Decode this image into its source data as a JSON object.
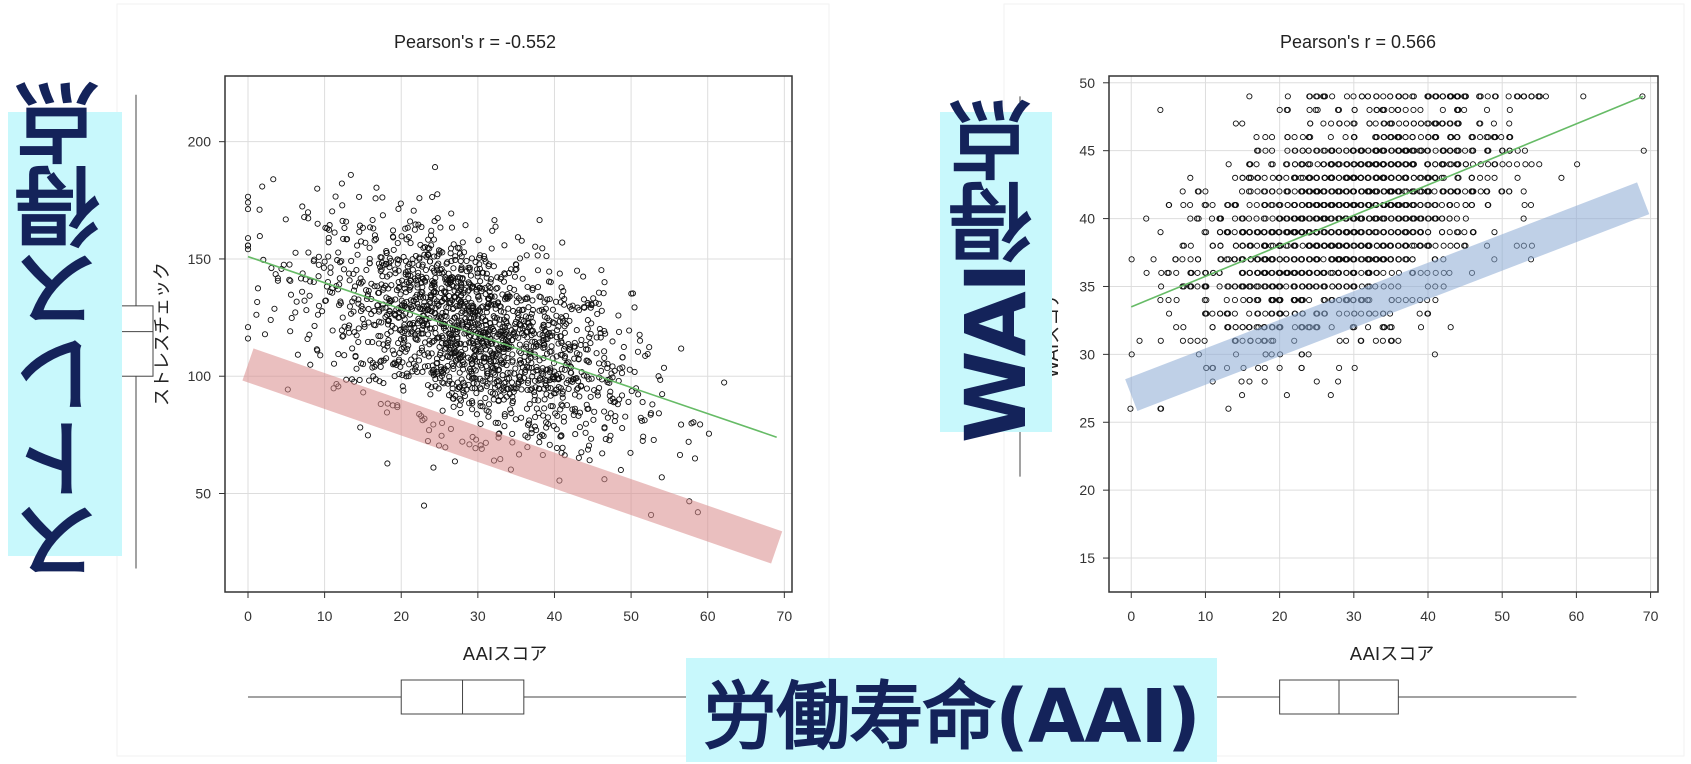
{
  "overlay_labels": {
    "stress": "ストレス得点",
    "wai": "WAI得点",
    "aai": "労働寿命(AAI)"
  },
  "colors": {
    "band_left": "#d98a8a",
    "band_right": "#8aaad4",
    "regression_line": "#66bb66",
    "point": "#111111",
    "grid": "#dddddd",
    "label_background": "#c8f8fc",
    "label_text": "#14235a"
  },
  "chart_data": [
    {
      "type": "scatter",
      "title": "Pearson's r = -0.552",
      "xlabel": "AAIスコア",
      "ylabel": "ストレスチェック",
      "xlim": [
        -3,
        71
      ],
      "ylim": [
        8,
        228
      ],
      "xticks": [
        0,
        10,
        20,
        30,
        40,
        50,
        60,
        70
      ],
      "yticks": [
        50,
        100,
        150,
        200
      ],
      "grid": true,
      "regression": {
        "x": [
          0,
          69
        ],
        "y": [
          151,
          74
        ]
      },
      "trend_band": {
        "x": [
          0,
          69
        ],
        "y": [
          105,
          27
        ]
      },
      "x_boxplot": {
        "whisker_low": 0,
        "q1": 20,
        "median": 28,
        "q3": 36,
        "whisker_high": 69
      },
      "y_boxplot": {
        "whisker_low": 18,
        "q1": 100,
        "median": 119,
        "q3": 130,
        "whisker_high": 220
      },
      "points": {
        "n": 1800,
        "mean_x": 29,
        "sd_x": 10.5,
        "intercept": 151,
        "slope": -1.12,
        "residual_sd": 20
      }
    },
    {
      "type": "scatter",
      "title": "Pearson's r = 0.566",
      "xlabel": "AAIスコア",
      "ylabel": "WAIスコア",
      "xlim": [
        -3,
        71
      ],
      "ylim": [
        12.5,
        50.5
      ],
      "xticks": [
        0,
        10,
        20,
        30,
        40,
        50,
        60,
        70
      ],
      "yticks": [
        15,
        20,
        25,
        30,
        35,
        40,
        45,
        50
      ],
      "grid": true,
      "regression": {
        "x": [
          0,
          69
        ],
        "y": [
          33.5,
          49
        ]
      },
      "trend_band": {
        "x": [
          0,
          69
        ],
        "y": [
          27,
          41.5
        ]
      },
      "x_boxplot": {
        "whisker_low": 0,
        "q1": 20,
        "median": 28,
        "q3": 36,
        "whisker_high": 60
      },
      "y_boxplot": {
        "whisker_low": 21,
        "q1": 35,
        "median": 40,
        "q3": 43,
        "whisker_high": 49
      },
      "points": {
        "n": 1800,
        "mean_x": 29,
        "sd_x": 10.5,
        "intercept": 33.5,
        "slope": 0.225,
        "residual_sd": 4.2
      }
    }
  ]
}
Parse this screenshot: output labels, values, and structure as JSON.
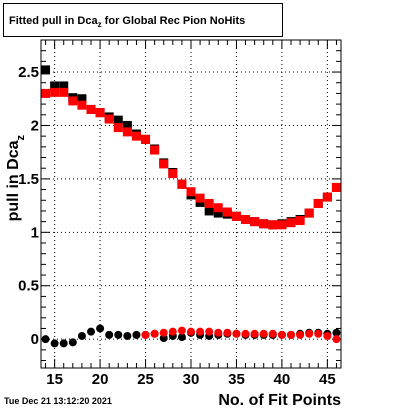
_ _ _
→ SHORT TASK:
Search the lines for the word "median" and report how many contain it, by number only.

→ OUTPUT OF THE EXERCISE:
4